- _Problem to work on_
Go through the data below. Pull out every line that has the word "address".

- _Source records_
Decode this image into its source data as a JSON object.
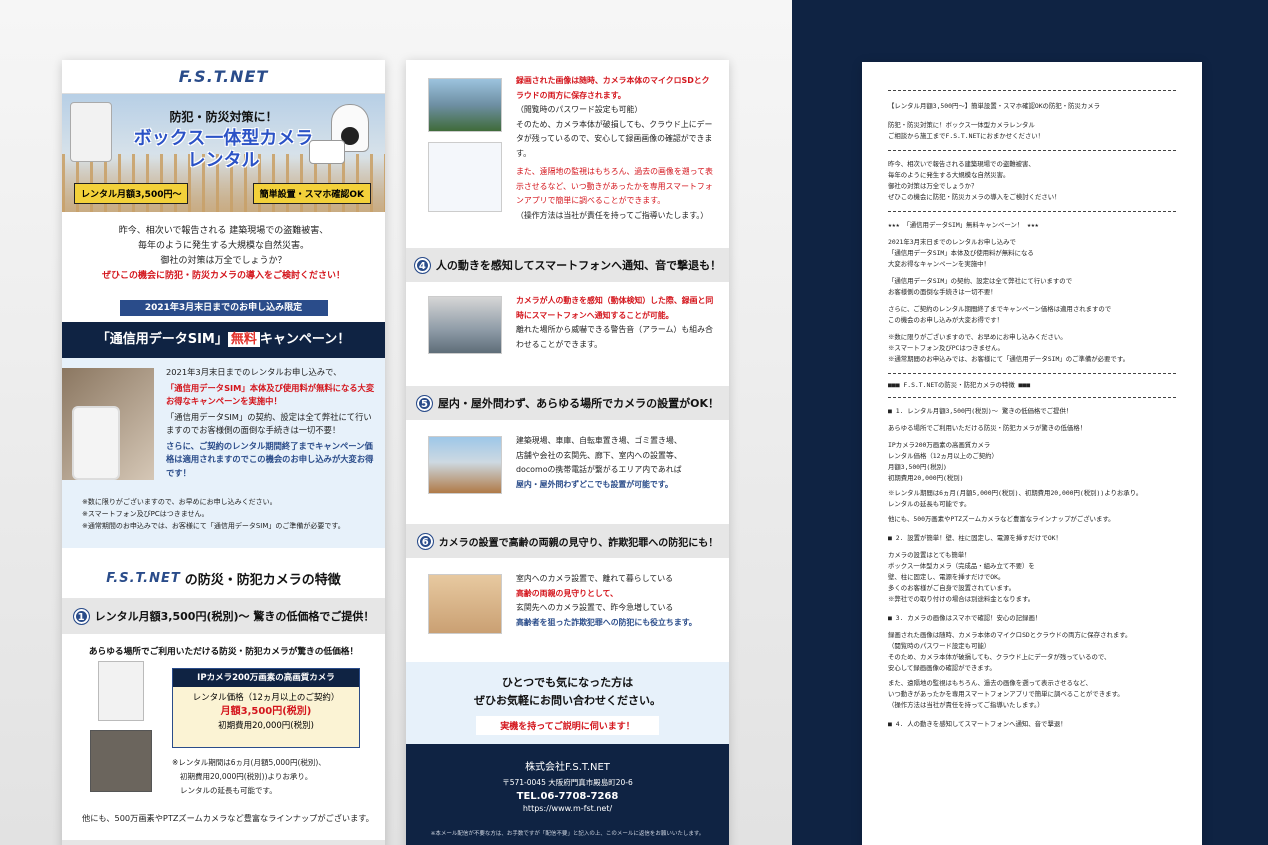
{
  "brand": {
    "logo": "F.S.T.NET"
  },
  "hero": {
    "subtitle": "防犯・防災対策に！",
    "title_line1": "ボックス一体型カメラ",
    "title_line2": "レンタル",
    "badge_rent": "レンタル月額3,500円〜",
    "badge_easy": "簡単設置・スマホ確認OK"
  },
  "intro": {
    "line1": "昨今、相次いで報告される 建築現場での盗難被害、",
    "line2": "毎年のように発生する大規模な自然災害。",
    "line3": "御社の対策は万全でしょうか？",
    "line4": "ぜひこの機会に防犯・防災カメラの導入をご検討ください！"
  },
  "campaign": {
    "ribbon": "2021年3月末日までのお申し込み限定",
    "bar_pre": "「通信用データSIM」",
    "bar_hl": "無料",
    "bar_post": "キャンペーン！",
    "p1": "2021年3月末日までのレンタルお申し込みで、",
    "p2": "「通信用データSIM」本体及び使用料が無料になる大変お得なキャンペーンを実施中！",
    "p3": "「通信用データSIM」の契約、設定は全て弊社にて行いますのでお客様側の面倒な手続きは一切不要！",
    "p4": "さらに、ご契約のレンタル期間終了までキャンペーン価格は適用されますのでこの機会のお申し込みが大変お得です！",
    "notes": [
      "※数に限りがございますので、お早めにお申し込みください。",
      "※スマートフォン及びPCはつきません。",
      "※通常期間のお申込みでは、お客様にて「通信用データSIM」のご準備が必要です。"
    ]
  },
  "features": {
    "title": "の防災・防犯カメラの特徴"
  },
  "sec1": {
    "num": "1",
    "title": "レンタル月額3,500円(税別)〜 驚きの低価格でご提供！",
    "lead": "あらゆる場所でご利用いただける防災・防犯カメラが驚きの低価格！",
    "box_title": "IPカメラ200万画素の高画質カメラ",
    "box_l1": "レンタル価格（12ヵ月以上のご契約）",
    "box_l2": "月額3,500円(税別)",
    "box_l3": "初期費用20,000円(税別)",
    "note1": "※レンタル期間は6ヵ月(月額5,000円(税別)、",
    "note2": "初期費用20,000円(税別))よりお承り。",
    "note3": "レンタルの延長も可能です。",
    "footer": "他にも、500万画素やPTZズームカメラなど豊富なラインナップがございます。"
  },
  "sec3": {
    "t1": "録画された画像は随時、カメラ本体のマイクロSDとクラウドの両方に保存されます。",
    "t2": "（閲覧時のパスワード設定も可能）",
    "t3": "そのため、カメラ本体が破損しても、クラウド上にデータが残っているので、安心して録画画像の確認ができます。",
    "t4": "また、遠隔地の監視はもちろん、過去の画像を遡って表示させるなど、いつ動きがあったかを専用スマートフォンアプリで簡単に調べることができます。",
    "t5": "（操作方法は当社が責任を持ってご指導いたします。）"
  },
  "sec4": {
    "num": "4",
    "title": "人の動きを感知してスマートフォンへ通知、音で撃退も！",
    "t1": "カメラが人の動きを感知（動体検知）した際、録画と同時にスマートフォンへ通知することが可能。",
    "t2": "離れた場所から威嚇できる警告音（アラーム）も組み合わせることができます。"
  },
  "sec5": {
    "num": "5",
    "title": "屋内・屋外問わず、あらゆる場所でカメラの設置がOK！",
    "t1": "建築現場、車庫、自転車置き場、ゴミ置き場、",
    "t2": "店舗や会社の玄関先、廊下、室内への設置等、",
    "t3": "docomoの携帯電話が繋がるエリア内であれば",
    "t4": "屋内・屋外問わずどこでも設置が可能です。"
  },
  "sec6": {
    "num": "6",
    "title": "カメラの設置で高齢の両親の見守り、詐欺犯罪への防犯にも！",
    "t1": "室内へのカメラ設置で、離れて暮らしている",
    "t2": "高齢の両親の見守りとして、",
    "t3": "玄関先へのカメラ設置で、昨今急増している",
    "t4": "高齢者を狙った詐欺犯罪への防犯にも役立ちます。"
  },
  "cta": {
    "line1": "ひとつでも気になった方は",
    "line2": "ぜひお気軽にお問い合わせください。",
    "button": "実機を持ってご説明に伺います！"
  },
  "footer": {
    "company": "株式会社F.S.T.NET",
    "address": "〒571-0045 大阪府門真市殿島町20-6",
    "tel": "TEL.06-7708-7268",
    "url": "https://www.m-fst.net/",
    "note": "※本メール配信が不要な方は、お手数ですが「配信不要」と記入の上、このメールに返信をお願いいたします。"
  },
  "text_mail": {
    "lines": [
      "【レンタル月額3,500円〜】簡単設置・スマホ確認OKの防犯・防災カメラ",
      "防犯・防災対策に！ボックス一体型カメラレンタル",
      "ご相談から施工までF.S.T.NETにおまかせください！",
      "昨今、相次いで報告される建築現場での盗難被害、",
      "毎年のように発生する大規模な自然災害。",
      "御社の対策は万全でしょうか？",
      "ぜひこの機会に防犯・防災カメラの導入をご検討ください！",
      "★★★ 「通信用データSIM」無料キャンペーン！ ★★★",
      "2021年3月末日までのレンタルお申し込みで",
      "「通信用データSIM」本体及び使用料が無料になる",
      "大変お得なキャンペーンを実施中！",
      "「通信用データSIM」の契約、設定は全て弊社にて行いますので",
      "お客様側の面倒な手続きは一切不要！",
      "さらに、ご契約のレンタル期間終了までキャンペーン価格は適用されますので",
      "この機会のお申し込みが大変お得です！",
      "※数に限りがございますので、お早めにお申し込みください。",
      "※スマートフォン及びPCはつきません。",
      "※通常期間のお申込みでは、お客様にて「通信用データSIM」のご準備が必要です。",
      "■■■ F.S.T.NETの防災・防犯カメラの特徴 ■■■",
      "■ 1. レンタル月額3,500円(税別)〜 驚きの低価格でご提供！",
      "あらゆる場所でご利用いただける防災・防犯カメラが驚きの低価格！",
      "IPカメラ200万画素の高画質カメラ",
      "レンタル価格（12ヵ月以上のご契約）",
      "月額3,500円(税別)",
      "初期費用20,000円(税別)",
      "※レンタル期間は6ヵ月(月額5,000円(税別)、初期費用20,000円(税別))よりお承り。",
      "レンタルの延長も可能です。",
      "他にも、500万画素やPTZズームカメラなど豊富なラインナップがございます。",
      "■ 2. 設置が簡単！壁、柱に固定し、電源を挿すだけでOK！",
      "カメラの設置はとても簡単！",
      "ボックス一体型カメラ（完成品・組み立て不要）を",
      "壁、柱に固定し、電源を挿すだけでOK。",
      "多くのお客様がご自身で設置されています。",
      "※弊社での取り付けの場合は別途料金となります。",
      "■ 3. カメラの画像はスマホで確認！安心の記録画！",
      "録画された画像は随時、カメラ本体のマイクロSDとクラウドの両方に保存されます。",
      "（閲覧時のパスワード設定も可能）",
      "そのため、カメラ本体が破損しても、クラウド上にデータが残っているので、",
      "安心して録画画像の確認ができます。",
      "また、遠隔地の監視はもちろん、過去の画像を遡って表示させるなど、",
      "いつ動きがあったかを専用スマートフォンアプリで簡単に調べることができます。",
      "（操作方法は当社が責任を持ってご指導いたします。）",
      "■ 4. 人の動きを感知してスマートフォンへ通知、音で撃退！"
    ]
  }
}
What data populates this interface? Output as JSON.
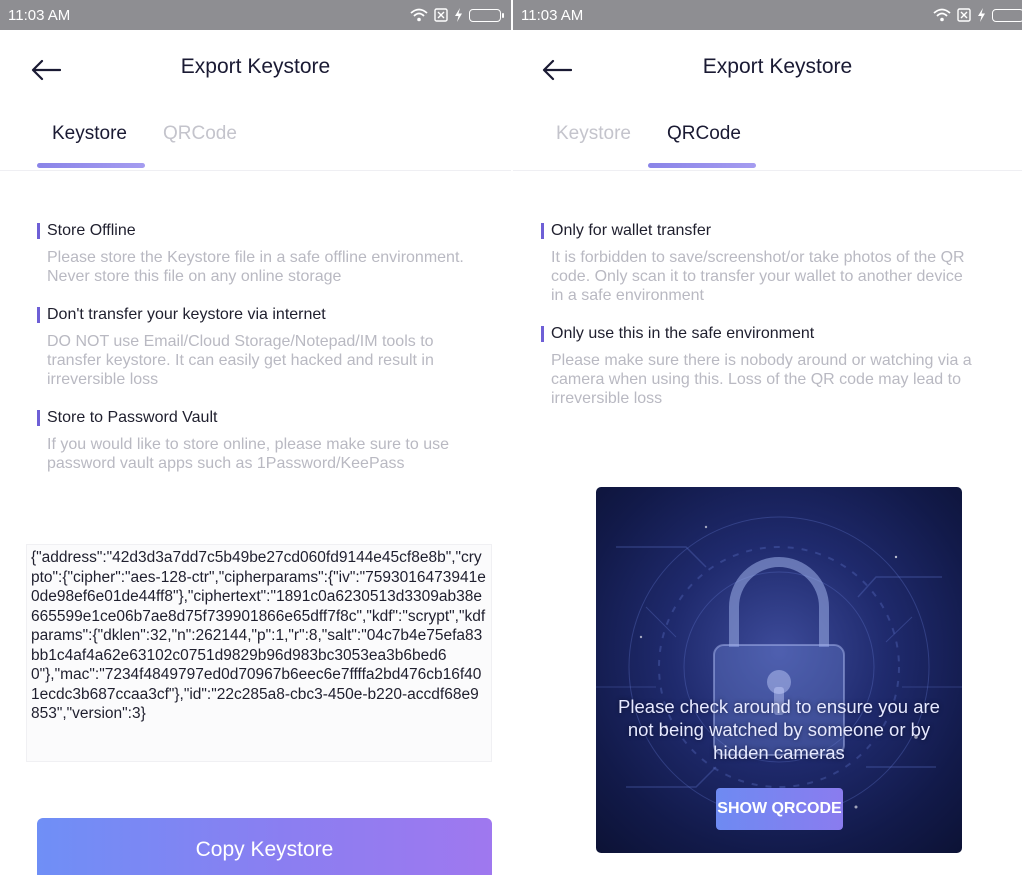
{
  "status_bar": {
    "time": "11:03 AM",
    "icons": [
      "wifi-icon",
      "sim-icon",
      "charging-icon",
      "battery-icon"
    ],
    "battery_color": "#3ed14e"
  },
  "header": {
    "title": "Export Keystore",
    "back_icon": "arrow-left-icon"
  },
  "tabs": [
    {
      "label": "Keystore"
    },
    {
      "label": "QRCode"
    }
  ],
  "keystore_screen": {
    "active_tab": "Keystore",
    "notices": [
      {
        "title": "Store Offline",
        "body": "Please store the Keystore file in a safe offline environment. Never store this file on any online storage"
      },
      {
        "title": "Don't transfer your keystore via internet",
        "body": "DO NOT use Email/Cloud Storage/Notepad/IM tools to transfer keystore. It can easily get hacked and result in irreversible loss"
      },
      {
        "title": "Store to Password Vault",
        "body": "If you would like to store online, please make sure to use password vault apps such as 1Password/KeePass"
      }
    ],
    "keystore_json": "{\"address\":\"42d3d3a7dd7c5b49be27cd060fd9144e45cf8e8b\",\"crypto\":{\"cipher\":\"aes-128-ctr\",\"cipherparams\":{\"iv\":\"7593016473941e0de98ef6e01de44ff8\"},\"ciphertext\":\"1891c0a6230513d3309ab38e665599e1ce06b7ae8d75f739901866e65dff7f8c\",\"kdf\":\"scrypt\",\"kdfparams\":{\"dklen\":32,\"n\":262144,\"p\":1,\"r\":8,\"salt\":\"04c7b4e75efa83bb1c4af4a62e63102c0751d9829b96d983bc3053ea3b6bed60\"},\"mac\":\"7234f4849797ed0d70967b6eec6e7ffffa2bd476cb16f401ecdc3b687ccaa3cf\"},\"id\":\"22c285a8-cbc3-450e-b220-accdf68e9853\",\"version\":3}",
    "copy_button_label": "Copy Keystore"
  },
  "qrcode_screen": {
    "active_tab": "QRCode",
    "notices": [
      {
        "title": "Only for wallet transfer",
        "body": "It is forbidden to save/screenshot/or take photos of the QR code. Only scan it to transfer your wallet to another device in a safe environment"
      },
      {
        "title": "Only use this in the safe environment",
        "body": "Please make sure there is nobody around or watching via a camera when using this. Loss of the QR code may lead to irreversible loss"
      }
    ],
    "warning_text": "Please check around to ensure you are not being watched by someone or by hidden cameras",
    "show_button_label": "SHOW QRCODE",
    "panel_icon": "padlock-icon"
  },
  "colors": {
    "accent": "#6e5fd6",
    "title_text": "#1a1a33",
    "muted_text": "#b9b9c2",
    "inactive_tab": "#c4c4cc",
    "status_bar": "#8e8e92"
  }
}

- _Answer to this problem_
    "address": "〒571-0045 大阪府門真市殿島町20-6",
    "keystore_json": "{\"address\":\"42d3d3a7dd7c5b49be27cd060fd9144e45cf8e8b\",\"crypto\":{\"cipher\":\"aes-128-ctr\",\"cipherparams\":{\"iv\":\"7593016473941e0de98ef6e01de44ff8\"},\"ciphertext\":\"1891c0a6230513d3309ab38e665599e1ce06b7ae8d75f739901866e65dff7f8c\",\"kdf\":\"scrypt\",\"kdfparams\":{\"dklen\":32,\"n\":262144,\"p\":1,\"r\":8,\"salt\":\"04c7b4e75efa83bb1c4af4a62e63102c0751d9829b96d983bc3053ea3b6bed60\"},\"mac\":\"7234f4849797ed0d70967b6eec6e7ffffa2bd476cb16f401ecdc3b687ccaa3cf\"},\"id\":\"22c285a8-cbc3-450e-b220-accdf68e9853\",\"version\":3}",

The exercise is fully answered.